(Dataset rows about figures)
* * *
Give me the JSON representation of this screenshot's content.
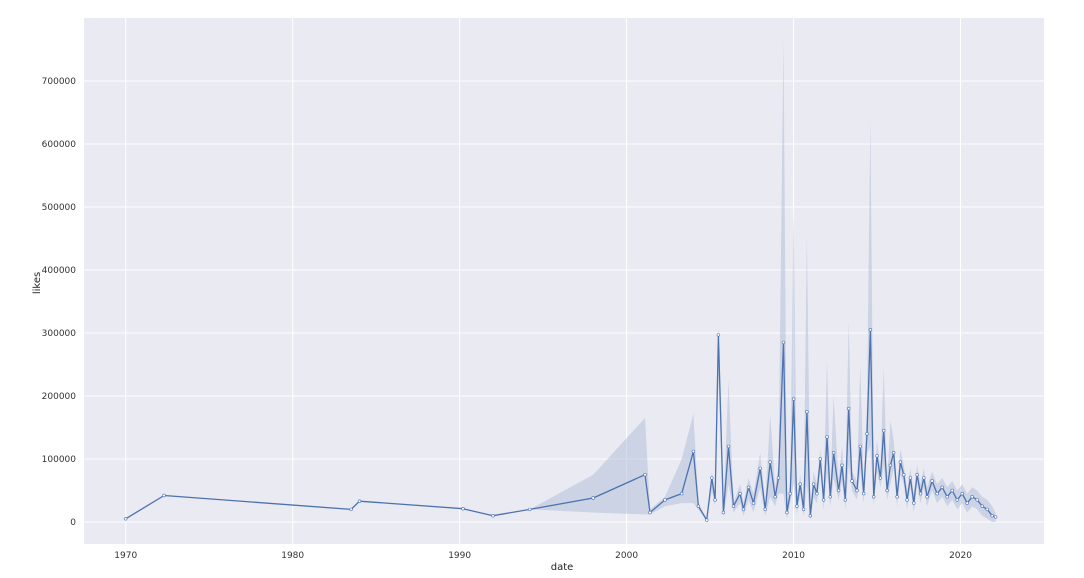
{
  "chart_data": {
    "type": "line",
    "xlabel": "date",
    "ylabel": "likes",
    "xlim": [
      1967.5,
      2025
    ],
    "ylim": [
      -35000,
      800000
    ],
    "x_ticks": [
      1970,
      1980,
      1990,
      2000,
      2010,
      2020
    ],
    "x_tick_labels": [
      "1970",
      "1980",
      "1990",
      "2000",
      "2010",
      "2020"
    ],
    "y_ticks": [
      0,
      100000,
      200000,
      300000,
      400000,
      500000,
      600000,
      700000
    ],
    "y_tick_labels": [
      "0",
      "100000",
      "200000",
      "300000",
      "400000",
      "500000",
      "600000",
      "700000"
    ],
    "grid": true,
    "background_color": "#eaeaf2",
    "line_color": "#4c72b0",
    "band_color": "#b3bfd9",
    "series": [
      {
        "x": [
          1970.0,
          1972.3,
          1983.5,
          1984.0,
          1990.2,
          1992.0,
          1994.2,
          1998.0,
          2001.1,
          2001.4,
          2002.3,
          2003.3,
          2004.0,
          2004.3,
          2004.8,
          2005.1,
          2005.3,
          2005.5,
          2005.8,
          2006.1,
          2006.4,
          2006.8,
          2007.0,
          2007.3,
          2007.6,
          2008.0,
          2008.3,
          2008.6,
          2008.9,
          2009.1,
          2009.4,
          2009.6,
          2009.8,
          2010.0,
          2010.2,
          2010.4,
          2010.6,
          2010.8,
          2011.0,
          2011.2,
          2011.4,
          2011.6,
          2011.8,
          2012.0,
          2012.2,
          2012.4,
          2012.7,
          2012.9,
          2013.1,
          2013.3,
          2013.5,
          2013.8,
          2014.0,
          2014.2,
          2014.4,
          2014.6,
          2014.8,
          2015.0,
          2015.2,
          2015.4,
          2015.6,
          2015.8,
          2016.0,
          2016.2,
          2016.4,
          2016.6,
          2016.8,
          2017.0,
          2017.2,
          2017.4,
          2017.6,
          2017.8,
          2018.0,
          2018.3,
          2018.6,
          2018.9,
          2019.2,
          2019.5,
          2019.8,
          2020.1,
          2020.4,
          2020.7,
          2021.0,
          2021.3,
          2021.6,
          2021.9,
          2022.1
        ],
        "values": [
          5000,
          42000,
          20000,
          33000,
          21000,
          10000,
          20000,
          38000,
          75000,
          15000,
          35000,
          45000,
          112000,
          25000,
          3000,
          70000,
          35000,
          297000,
          15000,
          120000,
          25000,
          45000,
          20000,
          55000,
          30000,
          85000,
          20000,
          95000,
          40000,
          70000,
          285000,
          15000,
          45000,
          195000,
          25000,
          60000,
          20000,
          175000,
          10000,
          60000,
          45000,
          100000,
          35000,
          135000,
          40000,
          110000,
          50000,
          90000,
          35000,
          180000,
          65000,
          50000,
          120000,
          45000,
          140000,
          305000,
          40000,
          105000,
          70000,
          145000,
          50000,
          90000,
          110000,
          40000,
          95000,
          75000,
          35000,
          70000,
          30000,
          75000,
          45000,
          70000,
          40000,
          65000,
          45000,
          55000,
          40000,
          50000,
          35000,
          45000,
          30000,
          40000,
          35000,
          25000,
          20000,
          10000,
          8000
        ],
        "upper": [
          5000,
          42000,
          20000,
          33000,
          21000,
          10000,
          20000,
          75000,
          165000,
          20000,
          40000,
          100000,
          172000,
          30000,
          5000,
          80000,
          45000,
          310000,
          25000,
          225000,
          30000,
          60000,
          30000,
          70000,
          45000,
          110000,
          30000,
          170000,
          55000,
          90000,
          765000,
          30000,
          60000,
          500000,
          35000,
          75000,
          30000,
          455000,
          20000,
          80000,
          60000,
          115000,
          50000,
          255000,
          55000,
          200000,
          65000,
          120000,
          50000,
          320000,
          80000,
          65000,
          250000,
          60000,
          190000,
          640000,
          55000,
          130000,
          85000,
          245000,
          65000,
          160000,
          130000,
          55000,
          115000,
          90000,
          50000,
          85000,
          45000,
          90000,
          60000,
          85000,
          55000,
          80000,
          60000,
          70000,
          55000,
          65000,
          50000,
          60000,
          45000,
          55000,
          50000,
          40000,
          35000,
          25000,
          15000
        ],
        "lower": [
          5000,
          42000,
          20000,
          33000,
          21000,
          10000,
          20000,
          15000,
          12000,
          12000,
          25000,
          30000,
          30000,
          20000,
          1000,
          50000,
          25000,
          230000,
          8000,
          60000,
          15000,
          30000,
          10000,
          35000,
          15000,
          55000,
          10000,
          40000,
          25000,
          45000,
          45000,
          5000,
          30000,
          60000,
          12000,
          45000,
          10000,
          60000,
          3000,
          40000,
          30000,
          80000,
          20000,
          80000,
          25000,
          70000,
          35000,
          65000,
          20000,
          90000,
          50000,
          35000,
          80000,
          30000,
          110000,
          120000,
          25000,
          80000,
          55000,
          90000,
          35000,
          60000,
          85000,
          25000,
          75000,
          60000,
          20000,
          55000,
          15000,
          60000,
          30000,
          55000,
          25000,
          50000,
          30000,
          40000,
          25000,
          35000,
          20000,
          30000,
          15000,
          25000,
          20000,
          10000,
          5000,
          0,
          0
        ]
      }
    ]
  }
}
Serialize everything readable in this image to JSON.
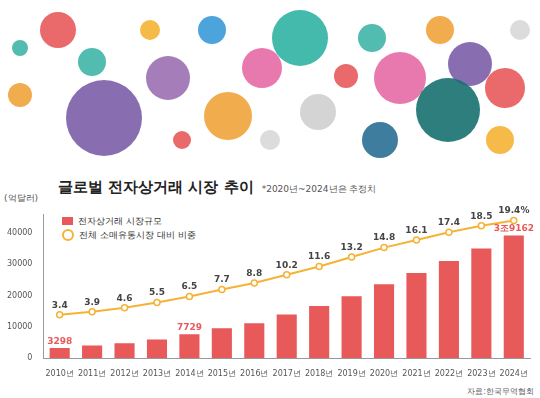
{
  "chart_data": {
    "type": "bar",
    "title": "글로벌 전자상거래 시장 추이",
    "subtitle": "*2020년~2024년은 추정치",
    "ylabel": "(억달러)",
    "source": "자료:한국무역협회",
    "categories": [
      "2010년",
      "2011년",
      "2012년",
      "2013년",
      "2014년",
      "2015년",
      "2016년",
      "2017년",
      "2018년",
      "2019년",
      "2020년",
      "2021년",
      "2022년",
      "2023년",
      "2024년"
    ],
    "series": [
      {
        "name": "전자상거래 시장규모",
        "type": "bar",
        "color": "#e8595a",
        "values": [
          3298,
          4100,
          4800,
          6000,
          7729,
          9600,
          11200,
          14000,
          16700,
          19800,
          23600,
          27200,
          31000,
          35000,
          39162
        ],
        "value_labels": [
          "3298",
          null,
          null,
          null,
          "7729",
          null,
          null,
          null,
          null,
          null,
          null,
          null,
          null,
          null,
          "3조9162"
        ]
      },
      {
        "name": "전체 소매유통시장 대비 비중",
        "type": "line",
        "axis": "y2",
        "color": "#f5b335",
        "marker": "circle",
        "values": [
          3.4,
          3.9,
          4.6,
          5.5,
          6.5,
          7.7,
          8.8,
          10.2,
          11.6,
          13.2,
          14.8,
          16.1,
          17.4,
          18.5,
          19.4
        ],
        "value_labels": [
          "3.4",
          "3.9",
          "4.6",
          "5.5",
          "6.5",
          "7.7",
          "8.8",
          "10.2",
          "11.6",
          "13.2",
          "14.8",
          "16.1",
          "17.4",
          "18.5",
          "19.4%"
        ]
      }
    ],
    "ylim": [
      0,
      46000
    ],
    "yticks": [
      0,
      10000,
      20000,
      30000,
      40000
    ],
    "y2lim": [
      -4,
      20.5
    ],
    "y2ticks": [],
    "data_labels": true,
    "grid": false,
    "legend": "upper left"
  }
}
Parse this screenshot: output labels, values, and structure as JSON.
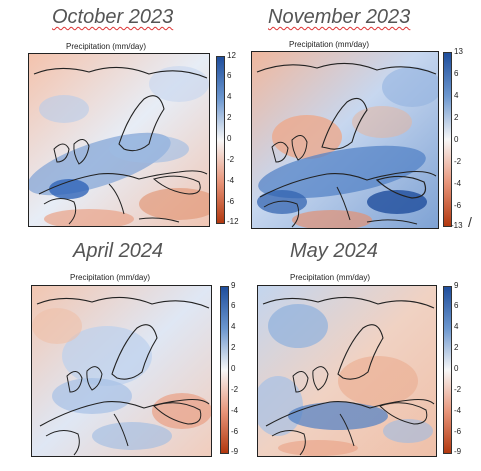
{
  "panels": [
    {
      "month": "October 2023",
      "title": "Precipitation (mm/day)",
      "ticks": [
        "12",
        "6",
        "4",
        "2",
        "0",
        "-2",
        "-4",
        "-6",
        "-12"
      ]
    },
    {
      "month": "November 2023",
      "title": "Precipitation (mm/day)",
      "ticks": [
        "13",
        "6",
        "4",
        "2",
        "0",
        "-2",
        "-4",
        "-6",
        "-13"
      ],
      "extra_mark": "/"
    },
    {
      "month": "April 2024",
      "title": "Precipitation (mm/day)",
      "ticks": [
        "9",
        "6",
        "4",
        "2",
        "0",
        "-2",
        "-4",
        "-6",
        "-9"
      ]
    },
    {
      "month": "May 2024",
      "title": "Precipitation (mm/day)",
      "ticks": [
        "9",
        "6",
        "4",
        "2",
        "0",
        "-2",
        "-4",
        "-6",
        "-9"
      ]
    }
  ],
  "colorbar": {
    "top_color": "#1f4e9c",
    "mid_color": "#f7f7f7",
    "bottom_color": "#b2380f"
  }
}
* * *
- **PROBLEM DESCRIPTION**:
In the records above, locate each line with the word "month". Copy all such lines.

- **SOLUTION TO THIS EXERCISE**:
      "month": "October 2023",
      "month": "November 2023",
      "month": "April 2024",
      "month": "May 2024",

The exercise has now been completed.